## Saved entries
----

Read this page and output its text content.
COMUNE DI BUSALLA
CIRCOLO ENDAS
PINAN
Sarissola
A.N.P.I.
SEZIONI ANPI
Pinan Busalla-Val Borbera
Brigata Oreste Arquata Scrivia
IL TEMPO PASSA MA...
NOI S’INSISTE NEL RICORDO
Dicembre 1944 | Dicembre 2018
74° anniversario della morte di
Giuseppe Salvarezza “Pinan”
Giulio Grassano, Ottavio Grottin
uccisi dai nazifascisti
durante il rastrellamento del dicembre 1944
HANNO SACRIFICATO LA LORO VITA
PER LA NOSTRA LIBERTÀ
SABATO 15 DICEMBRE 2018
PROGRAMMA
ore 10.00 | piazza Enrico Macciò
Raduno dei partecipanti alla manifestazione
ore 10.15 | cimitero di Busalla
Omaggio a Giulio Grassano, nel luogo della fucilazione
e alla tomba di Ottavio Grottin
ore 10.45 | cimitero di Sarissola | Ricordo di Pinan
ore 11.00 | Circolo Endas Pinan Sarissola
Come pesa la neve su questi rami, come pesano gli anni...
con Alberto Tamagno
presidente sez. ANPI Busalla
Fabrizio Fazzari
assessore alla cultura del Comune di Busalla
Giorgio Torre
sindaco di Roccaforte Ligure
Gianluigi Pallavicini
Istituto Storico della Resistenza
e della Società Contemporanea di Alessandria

----

## INSTRUCTIONS TO FOLLOW
Quote the data above in full, changing nothing.

## THE REPLY
Read this page and output its text content.
COMUNE DI BUSALLA
CIRCOLO ENDAS
PINAN
Sarissola
A.N.P.I.
SEZIONI ANPI
Pinan Busalla-Val Borbera
Brigata Oreste Arquata Scrivia
IL TEMPO PASSA MA...
NOI S’INSISTE NEL RICORDO
Dicembre 1944 | Dicembre 2018
74° anniversario della morte di
Giuseppe Salvarezza “Pinan”
Giulio Grassano, Ottavio Grottin
uccisi dai nazifascisti
durante il rastrellamento del dicembre 1944
HANNO SACRIFICATO LA LORO VITA
PER LA NOSTRA LIBERTÀ
SABATO 15 DICEMBRE 2018
PROGRAMMA
ore 10.00 | piazza Enrico Macciò
Raduno dei partecipanti alla manifestazione
ore 10.15 | cimitero di Busalla
Omaggio a Giulio Grassano, nel luogo della fucilazione
e alla tomba di Ottavio Grottin
ore 10.45 | cimitero di Sarissola | Ricordo di Pinan
ore 11.00 | Circolo Endas Pinan Sarissola
Come pesa la neve su questi rami, come pesano gli anni...
con Alberto Tamagno
presidente sez. ANPI Busalla
Fabrizio Fazzari
assessore alla cultura del Comune di Busalla
Giorgio Torre
sindaco di Roccaforte Ligure
Gianluigi Pallavicini
Istituto Storico della Resistenza
e della Società Contemporanea di Alessandria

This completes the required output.